### YOUR TASK
Quote the whole listing verbatim.

### ENTRIES
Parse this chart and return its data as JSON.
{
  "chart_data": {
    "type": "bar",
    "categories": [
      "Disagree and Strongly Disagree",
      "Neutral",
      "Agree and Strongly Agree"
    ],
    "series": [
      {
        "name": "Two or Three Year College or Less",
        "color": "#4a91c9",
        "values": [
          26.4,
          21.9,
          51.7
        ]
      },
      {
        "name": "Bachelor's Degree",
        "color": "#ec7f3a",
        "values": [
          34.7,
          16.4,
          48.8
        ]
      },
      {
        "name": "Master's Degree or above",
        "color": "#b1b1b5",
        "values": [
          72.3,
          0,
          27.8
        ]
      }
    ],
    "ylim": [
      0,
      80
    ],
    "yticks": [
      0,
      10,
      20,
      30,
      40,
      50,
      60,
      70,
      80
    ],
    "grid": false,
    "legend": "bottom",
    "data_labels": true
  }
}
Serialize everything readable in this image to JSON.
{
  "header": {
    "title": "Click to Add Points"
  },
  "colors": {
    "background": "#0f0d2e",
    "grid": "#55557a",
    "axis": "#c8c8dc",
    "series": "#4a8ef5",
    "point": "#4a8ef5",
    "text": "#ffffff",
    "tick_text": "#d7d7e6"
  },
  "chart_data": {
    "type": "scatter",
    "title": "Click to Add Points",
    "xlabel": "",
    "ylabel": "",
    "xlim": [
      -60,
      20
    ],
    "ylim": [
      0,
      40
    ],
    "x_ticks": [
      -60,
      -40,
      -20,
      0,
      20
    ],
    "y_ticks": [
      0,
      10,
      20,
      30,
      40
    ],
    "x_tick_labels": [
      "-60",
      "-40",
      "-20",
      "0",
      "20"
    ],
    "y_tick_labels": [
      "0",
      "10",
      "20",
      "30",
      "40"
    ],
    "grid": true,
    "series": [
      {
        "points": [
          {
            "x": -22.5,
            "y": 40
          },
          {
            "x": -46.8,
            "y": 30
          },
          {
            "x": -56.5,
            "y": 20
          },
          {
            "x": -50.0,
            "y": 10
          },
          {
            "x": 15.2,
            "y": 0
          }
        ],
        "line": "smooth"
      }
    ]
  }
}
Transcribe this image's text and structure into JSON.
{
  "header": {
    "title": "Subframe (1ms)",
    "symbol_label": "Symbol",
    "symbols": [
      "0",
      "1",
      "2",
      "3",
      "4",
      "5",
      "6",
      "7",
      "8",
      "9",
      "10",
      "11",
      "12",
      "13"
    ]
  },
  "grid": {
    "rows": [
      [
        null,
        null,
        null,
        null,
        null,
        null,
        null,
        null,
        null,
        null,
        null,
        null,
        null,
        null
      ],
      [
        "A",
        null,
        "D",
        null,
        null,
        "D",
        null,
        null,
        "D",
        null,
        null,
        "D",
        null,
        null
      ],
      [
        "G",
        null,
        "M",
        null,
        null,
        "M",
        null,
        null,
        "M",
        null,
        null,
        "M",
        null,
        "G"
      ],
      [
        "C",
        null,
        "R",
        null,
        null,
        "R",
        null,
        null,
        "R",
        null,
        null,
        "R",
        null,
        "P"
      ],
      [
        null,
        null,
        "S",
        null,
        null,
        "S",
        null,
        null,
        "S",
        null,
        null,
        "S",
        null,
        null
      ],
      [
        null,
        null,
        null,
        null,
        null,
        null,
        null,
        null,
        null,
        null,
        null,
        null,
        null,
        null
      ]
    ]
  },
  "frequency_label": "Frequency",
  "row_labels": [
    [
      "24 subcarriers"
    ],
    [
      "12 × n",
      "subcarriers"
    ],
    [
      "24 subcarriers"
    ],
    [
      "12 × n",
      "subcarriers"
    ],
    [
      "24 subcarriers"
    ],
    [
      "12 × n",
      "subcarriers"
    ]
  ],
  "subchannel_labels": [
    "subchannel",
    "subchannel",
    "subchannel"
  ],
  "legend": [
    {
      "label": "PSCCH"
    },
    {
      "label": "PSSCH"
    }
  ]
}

### CORRECT OUTPUT
Parse this chart and return its data as JSON.
{
  "chart_data": {
    "type": "bar",
    "categories": [
      "Disagree and Strongly Disagree",
      "Neutral",
      "Agree and Strongly Agree"
    ],
    "series": [
      {
        "name": "Two or Three Year College or Less",
        "color": "#4a91c9",
        "values": [
          26.4,
          21.9,
          51.7
        ]
      },
      {
        "name": "Bachelor's Degree",
        "color": "#ec7f3a",
        "values": [
          34.7,
          16.4,
          48.8
        ]
      },
      {
        "name": "Master's Degree or above",
        "color": "#b1b1b5",
        "values": [
          72.3,
          0,
          27.8
        ]
      }
    ],
    "ylim": [
      0,
      80
    ],
    "yticks": [
      0,
      10,
      20,
      30,
      40,
      50,
      60,
      70,
      80
    ],
    "grid": false,
    "legend": "bottom",
    "data_labels": true
  }
}
Serialize everything readable in this image to JSON.
{
  "header": {
    "title": "Click to Add Points"
  },
  "colors": {
    "background": "#0f0d2e",
    "grid": "#55557a",
    "axis": "#c8c8dc",
    "series": "#4a8ef5",
    "point": "#4a8ef5",
    "text": "#ffffff",
    "tick_text": "#d7d7e6"
  },
  "chart_data": {
    "type": "scatter",
    "title": "Click to Add Points",
    "xlabel": "",
    "ylabel": "",
    "xlim": [
      -60,
      20
    ],
    "ylim": [
      0,
      40
    ],
    "x_ticks": [
      -60,
      -40,
      -20,
      0,
      20
    ],
    "y_ticks": [
      0,
      10,
      20,
      30,
      40
    ],
    "x_tick_labels": [
      "-60",
      "-40",
      "-20",
      "0",
      "20"
    ],
    "y_tick_labels": [
      "0",
      "10",
      "20",
      "30",
      "40"
    ],
    "grid": true,
    "series": [
      {
        "points": [
          {
            "x": -22.5,
            "y": 40
          },
          {
            "x": -46.8,
            "y": 30
          },
          {
            "x": -56.5,
            "y": 20
          },
          {
            "x": -50.0,
            "y": 10
          },
          {
            "x": 15.2,
            "y": 0
          }
        ],
        "line": "smooth"
      }
    ]
  }
}
Transcribe this image's text and structure into JSON.
{
  "header": {
    "title": "Subframe (1ms)",
    "symbol_label": "Symbol",
    "symbols": [
      "0",
      "1",
      "2",
      "3",
      "4",
      "5",
      "6",
      "7",
      "8",
      "9",
      "10",
      "11",
      "12",
      "13"
    ]
  },
  "grid": {
    "rows": [
      [
        null,
        null,
        null,
        null,
        null,
        null,
        null,
        null,
        null,
        null,
        null,
        null,
        null,
        null
      ],
      [
        "A",
        null,
        "D",
        null,
        null,
        "D",
        null,
        null,
        "D",
        null,
        null,
        "D",
        null,
        null
      ],
      [
        "G",
        null,
        "M",
        null,
        null,
        "M",
        null,
        null,
        "M",
        null,
        null,
        "M",
        null,
        "G"
      ],
      [
        "C",
        null,
        "R",
        null,
        null,
        "R",
        null,
        null,
        "R",
        null,
        null,
        "R",
        null,
        "P"
      ],
      [
        null,
        null,
        "S",
        null,
        null,
        "S",
        null,
        null,
        "S",
        null,
        null,
        "S",
        null,
        null
      ],
      [
        null,
        null,
        null,
        null,
        null,
        null,
        null,
        null,
        null,
        null,
        null,
        null,
        null,
        null
      ]
    ]
  },
  "frequency_label": "Frequency",
  "row_labels": [
    [
      "24 subcarriers"
    ],
    [
      "12 × n",
      "subcarriers"
    ],
    [
      "24 subcarriers"
    ],
    [
      "12 × n",
      "subcarriers"
    ],
    [
      "24 subcarriers"
    ],
    [
      "12 × n",
      "subcarriers"
    ]
  ],
  "subchannel_labels": [
    "subchannel",
    "subchannel",
    "subchannel"
  ],
  "legend": [
    {
      "label": "PSCCH"
    },
    {
      "label": "PSSCH"
    }
  ]
}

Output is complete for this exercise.